• _PROBLEM TO WORK ON_: Pick up the text about the pumpkin cinnamon rolls at the point where it stops, and carry it on from there.

• _DOCUMENT SEGMENT_:
______________________________
We've actually made these rolls once before, for our dad's birthday breakfast back in October. The whole rising process didn't quite go flawlessly, but they were still so scrumptious that we decided we wanted to give them another try! It's a good sign when even when a recipe doesn't turn out perfectly, it's still delicious.
I think working with yeast is just one of those things that start to go more smoothly with practice. So don't let the daunting prospect of yeast deter you! Just think of it as a learning experience. Also a less-than-perfection-can-still-be-exceptional experience. A spicy cinnamon, warm, soft dough, melty cream cheese frosting experience. An "mmm, delicious" experience.
I think you can tell what a hit these were by how few were left by the time we'd cleared the breakfast table.
Though we didn't eat them on Thanksgiving morning - we were saving ourselves for the feeding frenzy that would be our early afternoon dinner buffet - they would make an excellent holiday breakfast. The pumpkin + cinnamon + cream cheese flavors are very much a festive combination, even once Pumpkin Season is pushing its expiration date.
______________________________
• _SUPPLIED ENTRIES_:
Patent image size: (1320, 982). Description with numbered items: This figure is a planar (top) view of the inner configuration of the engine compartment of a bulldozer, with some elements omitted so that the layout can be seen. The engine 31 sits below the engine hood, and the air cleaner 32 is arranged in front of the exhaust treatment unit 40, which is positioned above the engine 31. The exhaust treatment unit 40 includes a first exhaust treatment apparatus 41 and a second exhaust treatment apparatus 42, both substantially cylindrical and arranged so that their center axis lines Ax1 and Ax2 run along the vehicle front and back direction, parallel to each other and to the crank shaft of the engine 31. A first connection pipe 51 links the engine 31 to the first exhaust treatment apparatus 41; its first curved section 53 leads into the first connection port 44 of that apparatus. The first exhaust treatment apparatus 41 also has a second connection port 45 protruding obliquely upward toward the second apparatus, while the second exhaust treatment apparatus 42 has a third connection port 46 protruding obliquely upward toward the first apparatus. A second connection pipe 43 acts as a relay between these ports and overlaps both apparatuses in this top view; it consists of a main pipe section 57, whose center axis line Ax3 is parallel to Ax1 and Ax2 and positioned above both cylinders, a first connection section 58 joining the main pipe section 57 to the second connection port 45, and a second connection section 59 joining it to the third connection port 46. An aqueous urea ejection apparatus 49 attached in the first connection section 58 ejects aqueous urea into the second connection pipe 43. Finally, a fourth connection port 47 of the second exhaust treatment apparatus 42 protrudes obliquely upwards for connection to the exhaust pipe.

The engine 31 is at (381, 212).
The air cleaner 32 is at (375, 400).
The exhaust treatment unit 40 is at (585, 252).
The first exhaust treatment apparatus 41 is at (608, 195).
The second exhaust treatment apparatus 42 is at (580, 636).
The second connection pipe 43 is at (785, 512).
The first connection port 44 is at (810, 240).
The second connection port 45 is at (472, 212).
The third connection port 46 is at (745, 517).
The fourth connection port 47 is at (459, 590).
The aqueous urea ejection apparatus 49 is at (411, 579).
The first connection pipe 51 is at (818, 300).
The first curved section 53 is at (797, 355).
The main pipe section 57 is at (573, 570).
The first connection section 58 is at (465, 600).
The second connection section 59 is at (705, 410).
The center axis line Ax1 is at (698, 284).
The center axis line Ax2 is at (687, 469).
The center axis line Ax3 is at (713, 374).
______________________________
• _RESULT OF THE TASK_:
Unlike some other "Pumpkin Spice" cinnamon roll recipes, the pumpkin flavor here is not shy. The pumpkin is stirred right into the dough, resulting in a undeniably pumpkin-y roll, set off by the classic cinnamon roll accoutrements of a generous cinnamon sugar filling and gooey cream cheese frosting. The stickier your hands and face are after you're done downing your
I think a lot of people are intimidated by homemade cinnamon rolls, due to the whole yeasting/rising thing and the general time commitment. If these were regular old cinnamon rolls, I'd say save yourself the trouble and just go Pillsbury. But you're not going to find the unique flavor of these pumpkin rolls in any grocery store just-bake-and-serve package. In this case, the trouble and time investment is more than worth it, yeasting disasters included. I promise.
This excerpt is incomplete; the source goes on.